* WRITTEN EXERCISE 1: In the post about the CANA website, quote the passage starting with "The Convocation for Anglicans in North America (CANA)" and going on through "care and authority.".
* WRITTEN EXERCISE 2:
Answer these questions from the post about the CANA website:
(a) Which church sponsors the Convocation for Anglicans in North America?
(b) Which two groups are the affiliation forms meant for?
(c) What length limit applies to the explanation of why someone is seeking to register with CANA?

[PAGE EXTRACT start]

Thinking Anglicans

CANA on the web

Updated Tuesday

The Convocation for Anglicans in North America which is “an Anglican missionary effort in the US sponsored by the Church of Nigeria (Anglican Communion)” now has a website. There’s a video which features the Primate of Nigeria and others.

The website also includes forms, one for clergy and one for congregations, that desire to affiliate with CANA. As the forms state:

The Convocation for Anglicans in North America (CANA) meets the needs of Anglicans who have been disenfranchised by the divisive actions of the Episcopal Church USA (ECUSA). CANA offers congregations and clergy an authentic connection to the Anglican Communion. CANA welcomes all who want to share in the apostolic faith and life of orthodox Christianity in the Anglican tradition.

Two of the questions asked on both forms are these:

Please explain why you are seeking to register with CANA (500 words or less). Include any reservations you may have about the uniqueness of Jesus the Messiah, about the authority of the Bible in our lives, about the fact that CANA is a mission of the Church of Nigeria (Anglican Communion), about working with people of diverse backgrounds, and about episcopal pastoral care and authority.

[PAGE EXTRACT end]
[INFORMATION GIVEN start]

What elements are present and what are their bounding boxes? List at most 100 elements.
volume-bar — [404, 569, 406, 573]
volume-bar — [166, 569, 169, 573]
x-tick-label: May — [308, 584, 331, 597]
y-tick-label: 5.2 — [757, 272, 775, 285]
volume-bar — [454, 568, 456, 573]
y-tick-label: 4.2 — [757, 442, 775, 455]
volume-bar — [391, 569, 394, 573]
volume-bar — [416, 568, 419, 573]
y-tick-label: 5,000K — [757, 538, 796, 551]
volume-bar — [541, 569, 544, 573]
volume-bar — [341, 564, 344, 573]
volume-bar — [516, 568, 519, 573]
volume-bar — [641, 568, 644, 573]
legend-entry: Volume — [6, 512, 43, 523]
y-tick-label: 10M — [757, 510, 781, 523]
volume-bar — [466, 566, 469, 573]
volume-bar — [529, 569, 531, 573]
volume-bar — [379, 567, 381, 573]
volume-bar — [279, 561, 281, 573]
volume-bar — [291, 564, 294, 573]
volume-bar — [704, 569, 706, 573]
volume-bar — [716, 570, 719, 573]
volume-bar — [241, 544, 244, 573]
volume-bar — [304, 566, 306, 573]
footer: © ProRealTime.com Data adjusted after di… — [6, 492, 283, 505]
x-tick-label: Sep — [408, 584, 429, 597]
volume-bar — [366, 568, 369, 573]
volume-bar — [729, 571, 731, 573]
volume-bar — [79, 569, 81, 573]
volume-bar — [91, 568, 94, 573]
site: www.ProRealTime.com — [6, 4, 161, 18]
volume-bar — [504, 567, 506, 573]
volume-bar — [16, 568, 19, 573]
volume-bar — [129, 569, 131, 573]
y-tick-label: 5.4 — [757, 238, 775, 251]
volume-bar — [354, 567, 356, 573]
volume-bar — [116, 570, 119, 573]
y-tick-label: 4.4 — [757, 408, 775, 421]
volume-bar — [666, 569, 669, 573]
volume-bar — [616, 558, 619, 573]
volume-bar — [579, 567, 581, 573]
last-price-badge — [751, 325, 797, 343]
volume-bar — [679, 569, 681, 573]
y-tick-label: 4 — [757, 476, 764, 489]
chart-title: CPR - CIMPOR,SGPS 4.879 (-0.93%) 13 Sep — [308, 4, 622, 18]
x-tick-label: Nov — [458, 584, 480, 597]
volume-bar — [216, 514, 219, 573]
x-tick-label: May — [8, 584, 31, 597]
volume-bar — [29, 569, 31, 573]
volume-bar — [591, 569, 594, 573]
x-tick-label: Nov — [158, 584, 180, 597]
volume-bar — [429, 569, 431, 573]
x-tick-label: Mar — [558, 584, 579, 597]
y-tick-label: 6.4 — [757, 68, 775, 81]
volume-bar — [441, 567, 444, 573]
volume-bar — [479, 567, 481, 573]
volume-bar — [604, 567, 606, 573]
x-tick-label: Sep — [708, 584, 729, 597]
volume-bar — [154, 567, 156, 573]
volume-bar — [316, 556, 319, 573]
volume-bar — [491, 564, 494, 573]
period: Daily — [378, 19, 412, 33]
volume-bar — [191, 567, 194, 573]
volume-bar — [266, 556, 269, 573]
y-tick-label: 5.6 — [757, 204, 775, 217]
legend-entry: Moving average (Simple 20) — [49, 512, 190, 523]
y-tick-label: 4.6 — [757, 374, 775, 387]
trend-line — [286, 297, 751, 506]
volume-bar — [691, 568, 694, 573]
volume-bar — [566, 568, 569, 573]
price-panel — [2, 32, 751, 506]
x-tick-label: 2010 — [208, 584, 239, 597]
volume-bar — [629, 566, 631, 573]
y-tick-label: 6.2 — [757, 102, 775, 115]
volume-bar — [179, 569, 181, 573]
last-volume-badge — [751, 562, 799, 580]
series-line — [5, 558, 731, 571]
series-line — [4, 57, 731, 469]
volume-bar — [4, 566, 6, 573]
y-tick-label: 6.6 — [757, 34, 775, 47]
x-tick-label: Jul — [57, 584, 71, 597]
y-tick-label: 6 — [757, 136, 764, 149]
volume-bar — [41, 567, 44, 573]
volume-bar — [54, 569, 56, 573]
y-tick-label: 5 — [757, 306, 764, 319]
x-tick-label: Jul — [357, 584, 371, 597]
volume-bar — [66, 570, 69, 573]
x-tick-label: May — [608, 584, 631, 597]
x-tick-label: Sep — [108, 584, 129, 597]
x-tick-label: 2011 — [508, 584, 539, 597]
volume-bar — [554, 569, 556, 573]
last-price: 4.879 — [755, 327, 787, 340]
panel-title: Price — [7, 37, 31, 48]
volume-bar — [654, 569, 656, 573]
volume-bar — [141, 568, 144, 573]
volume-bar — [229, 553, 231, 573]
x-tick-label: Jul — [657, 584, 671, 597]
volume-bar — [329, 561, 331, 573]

[INFORMATION GIVEN end]

* TASK RESPONSE 1:
The Convocation for Anglicans in North America (CANA) meets the needs of Anglicans who have been disenfranchised by the divisive actions of the Episcopal Church USA (ECUSA). CANA offers congregations and clergy an authentic connection to the Anglican Communion. CANA welcomes all who want to share in the apostolic faith and life of orthodox Christianity in the Anglican tradition.

Two of the questions asked on both forms are these:

Please explain why you are seeking to register with CANA (500 words or less). Include any reservations you may have about the uniqueness of Jesus the Messiah, about the authority of the Bible in our lives, about the fact that CANA is a mission of the Church of Nigeria (Anglican Communion), about working with people of diverse backgrounds, and about episcopal pastoral care and authority.

* TASK RESPONSE 2:
(a) The Church of Nigeria (Anglican Communion).
(b) Clergy and congregations, with one form for each.
(c) 500 words or less.